Raw records:
• • • •

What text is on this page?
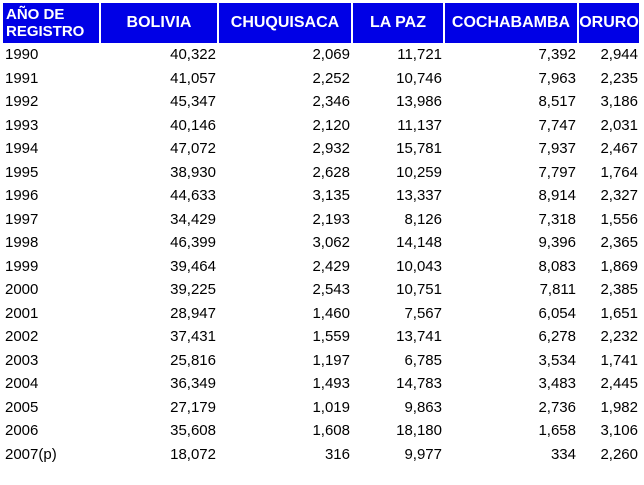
AÑO DE REGISTRO	BOLIVIA	CHUQUISACA	LA PAZ	COCHABAMBA	ORURO
1990	40,322	2,069	11,721	7,392	2,944
1991	41,057	2,252	10,746	7,963	2,235
1992	45,347	2,346	13,986	8,517	3,186
1993	40,146	2,120	11,137	7,747	2,031
1994	47,072	2,932	15,781	7,937	2,467
1995	38,930	2,628	10,259	7,797	1,764
1996	44,633	3,135	13,337	8,914	2,327
1997	34,429	2,193	8,126	7,318	1,556
1998	46,399	3,062	14,148	9,396	2,365
1999	39,464	2,429	10,043	8,083	1,869
2000	39,225	2,543	10,751	7,811	2,385
2001	28,947	1,460	7,567	6,054	1,651
2002	37,431	1,559	13,741	6,278	2,232
2003	25,816	1,197	6,785	3,534	1,741
2004	36,349	1,493	14,783	3,483	2,445
2005	27,179	1,019	9,863	2,736	1,982
2006	35,608	1,608	18,180	1,658	3,106
2007(p)	18,072	316	9,977	334	2,260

• • • •

Task statement: Pictures are excluded; copy all other data exactly as shown.

Task response:
What text is on this page?
AÑO DE REGISTRO	BOLIVIA	CHUQUISACA	LA PAZ	COCHABAMBA	ORURO
1990	40,322	2,069	11,721	7,392	2,944
1991	41,057	2,252	10,746	7,963	2,235
1992	45,347	2,346	13,986	8,517	3,186
1993	40,146	2,120	11,137	7,747	2,031
1994	47,072	2,932	15,781	7,937	2,467
1995	38,930	2,628	10,259	7,797	1,764
1996	44,633	3,135	13,337	8,914	2,327
1997	34,429	2,193	8,126	7,318	1,556
1998	46,399	3,062	14,148	9,396	2,365
1999	39,464	2,429	10,043	8,083	1,869
2000	39,225	2,543	10,751	7,811	2,385
2001	28,947	1,460	7,567	6,054	1,651
2002	37,431	1,559	13,741	6,278	2,232
2003	25,816	1,197	6,785	3,534	1,741
2004	36,349	1,493	14,783	3,483	2,445
2005	27,179	1,019	9,863	2,736	1,982
2006	35,608	1,608	18,180	1,658	3,106
2007(p)	18,072	316	9,977	334	2,260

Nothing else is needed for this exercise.